[Figure data in JSON]
******************************

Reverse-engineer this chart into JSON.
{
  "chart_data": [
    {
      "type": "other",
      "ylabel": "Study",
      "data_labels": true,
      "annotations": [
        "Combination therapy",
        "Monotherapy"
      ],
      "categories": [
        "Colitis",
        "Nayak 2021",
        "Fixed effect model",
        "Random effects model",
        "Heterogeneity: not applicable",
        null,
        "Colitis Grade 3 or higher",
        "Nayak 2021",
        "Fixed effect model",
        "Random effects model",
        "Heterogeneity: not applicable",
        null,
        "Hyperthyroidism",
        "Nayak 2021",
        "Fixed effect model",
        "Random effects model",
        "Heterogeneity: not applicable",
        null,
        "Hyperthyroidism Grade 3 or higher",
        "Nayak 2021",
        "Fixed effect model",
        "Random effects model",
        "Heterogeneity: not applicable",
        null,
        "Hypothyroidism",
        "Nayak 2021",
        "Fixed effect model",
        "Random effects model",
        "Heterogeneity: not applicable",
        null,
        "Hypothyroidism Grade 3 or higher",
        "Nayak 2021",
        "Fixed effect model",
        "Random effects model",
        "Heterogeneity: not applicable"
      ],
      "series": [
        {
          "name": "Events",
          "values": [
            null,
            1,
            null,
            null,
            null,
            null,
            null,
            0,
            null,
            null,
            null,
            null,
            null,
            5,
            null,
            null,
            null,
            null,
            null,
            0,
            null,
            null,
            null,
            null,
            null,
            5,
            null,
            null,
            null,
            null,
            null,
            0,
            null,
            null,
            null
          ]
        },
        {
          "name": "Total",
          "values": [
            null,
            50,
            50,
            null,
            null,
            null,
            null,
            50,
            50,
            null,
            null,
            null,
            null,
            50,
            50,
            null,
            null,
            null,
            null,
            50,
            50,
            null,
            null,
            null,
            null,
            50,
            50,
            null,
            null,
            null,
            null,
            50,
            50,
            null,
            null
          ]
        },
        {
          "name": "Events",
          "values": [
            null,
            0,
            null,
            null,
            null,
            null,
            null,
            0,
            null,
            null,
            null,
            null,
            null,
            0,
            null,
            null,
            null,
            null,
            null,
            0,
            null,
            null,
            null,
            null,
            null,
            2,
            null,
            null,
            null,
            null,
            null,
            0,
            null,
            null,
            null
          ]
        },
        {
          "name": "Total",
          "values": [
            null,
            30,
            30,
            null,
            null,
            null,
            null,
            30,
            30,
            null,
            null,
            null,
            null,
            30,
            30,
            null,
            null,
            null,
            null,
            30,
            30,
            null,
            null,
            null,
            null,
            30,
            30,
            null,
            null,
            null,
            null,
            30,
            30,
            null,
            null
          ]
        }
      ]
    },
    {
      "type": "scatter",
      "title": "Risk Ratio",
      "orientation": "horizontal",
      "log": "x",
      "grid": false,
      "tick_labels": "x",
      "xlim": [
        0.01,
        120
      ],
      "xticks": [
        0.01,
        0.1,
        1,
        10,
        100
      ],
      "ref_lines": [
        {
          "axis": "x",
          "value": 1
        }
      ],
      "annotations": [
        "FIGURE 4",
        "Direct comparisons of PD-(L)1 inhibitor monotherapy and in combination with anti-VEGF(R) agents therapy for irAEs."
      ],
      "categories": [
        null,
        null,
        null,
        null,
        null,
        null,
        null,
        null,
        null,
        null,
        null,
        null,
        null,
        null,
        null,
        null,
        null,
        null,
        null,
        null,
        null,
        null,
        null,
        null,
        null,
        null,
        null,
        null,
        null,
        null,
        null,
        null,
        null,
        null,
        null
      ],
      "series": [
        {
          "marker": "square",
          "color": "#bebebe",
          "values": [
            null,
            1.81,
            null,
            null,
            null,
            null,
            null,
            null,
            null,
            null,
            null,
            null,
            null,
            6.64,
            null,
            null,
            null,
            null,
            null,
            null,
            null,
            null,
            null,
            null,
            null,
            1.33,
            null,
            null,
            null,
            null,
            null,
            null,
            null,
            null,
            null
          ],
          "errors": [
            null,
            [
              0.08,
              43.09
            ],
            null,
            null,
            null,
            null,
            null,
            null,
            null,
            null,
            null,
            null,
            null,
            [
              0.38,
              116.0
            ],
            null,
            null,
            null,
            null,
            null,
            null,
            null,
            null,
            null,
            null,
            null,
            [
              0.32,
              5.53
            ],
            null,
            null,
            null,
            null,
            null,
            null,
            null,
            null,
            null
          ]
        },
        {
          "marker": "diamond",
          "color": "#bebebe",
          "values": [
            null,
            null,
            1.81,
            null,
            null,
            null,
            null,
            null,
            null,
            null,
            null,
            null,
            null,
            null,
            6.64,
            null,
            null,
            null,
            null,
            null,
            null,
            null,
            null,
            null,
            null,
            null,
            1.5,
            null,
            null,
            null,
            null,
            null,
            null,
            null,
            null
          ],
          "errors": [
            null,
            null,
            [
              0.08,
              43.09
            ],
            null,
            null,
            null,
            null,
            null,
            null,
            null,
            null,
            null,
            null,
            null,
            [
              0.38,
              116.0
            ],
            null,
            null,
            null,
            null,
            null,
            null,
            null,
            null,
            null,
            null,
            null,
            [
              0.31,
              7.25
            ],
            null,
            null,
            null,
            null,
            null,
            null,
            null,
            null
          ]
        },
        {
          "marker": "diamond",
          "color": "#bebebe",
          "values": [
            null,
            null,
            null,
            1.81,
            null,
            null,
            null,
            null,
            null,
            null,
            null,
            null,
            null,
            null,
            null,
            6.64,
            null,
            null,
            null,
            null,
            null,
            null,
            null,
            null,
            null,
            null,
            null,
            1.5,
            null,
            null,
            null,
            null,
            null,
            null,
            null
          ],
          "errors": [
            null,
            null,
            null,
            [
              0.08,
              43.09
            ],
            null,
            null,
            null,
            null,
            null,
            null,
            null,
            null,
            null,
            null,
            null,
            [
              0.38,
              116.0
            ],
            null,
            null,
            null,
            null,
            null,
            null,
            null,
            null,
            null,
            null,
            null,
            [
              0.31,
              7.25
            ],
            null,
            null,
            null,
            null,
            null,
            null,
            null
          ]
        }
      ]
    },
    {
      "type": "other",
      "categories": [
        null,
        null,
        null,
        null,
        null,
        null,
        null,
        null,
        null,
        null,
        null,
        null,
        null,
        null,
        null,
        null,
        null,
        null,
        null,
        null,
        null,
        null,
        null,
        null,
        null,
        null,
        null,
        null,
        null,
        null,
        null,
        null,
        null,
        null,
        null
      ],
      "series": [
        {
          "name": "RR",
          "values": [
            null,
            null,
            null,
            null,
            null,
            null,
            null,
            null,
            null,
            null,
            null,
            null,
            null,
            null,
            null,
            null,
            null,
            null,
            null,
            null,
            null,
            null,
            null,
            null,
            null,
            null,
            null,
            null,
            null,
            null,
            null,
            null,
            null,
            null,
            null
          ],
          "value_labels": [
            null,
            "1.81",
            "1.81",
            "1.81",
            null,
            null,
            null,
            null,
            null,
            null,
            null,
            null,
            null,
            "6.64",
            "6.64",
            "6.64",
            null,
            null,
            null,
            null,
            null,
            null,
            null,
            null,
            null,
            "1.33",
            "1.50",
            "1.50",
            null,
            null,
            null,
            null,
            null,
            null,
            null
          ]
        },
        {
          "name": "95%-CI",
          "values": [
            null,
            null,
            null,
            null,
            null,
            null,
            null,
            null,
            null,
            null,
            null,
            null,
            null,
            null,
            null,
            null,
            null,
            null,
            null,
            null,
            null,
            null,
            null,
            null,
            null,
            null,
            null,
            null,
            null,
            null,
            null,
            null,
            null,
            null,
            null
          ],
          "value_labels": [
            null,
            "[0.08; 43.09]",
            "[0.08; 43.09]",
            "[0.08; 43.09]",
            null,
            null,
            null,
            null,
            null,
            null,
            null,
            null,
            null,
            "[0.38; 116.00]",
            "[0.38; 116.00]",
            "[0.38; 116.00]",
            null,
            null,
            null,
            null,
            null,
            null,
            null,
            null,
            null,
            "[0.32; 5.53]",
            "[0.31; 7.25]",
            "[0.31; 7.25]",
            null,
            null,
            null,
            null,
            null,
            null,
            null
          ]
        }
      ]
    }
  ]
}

******************************

**WORK TO BE COMPLETED:** Work out how many lines above contain the word "Hypothyroidism". Give only the number.

**CORRECT OUTPUT:** 2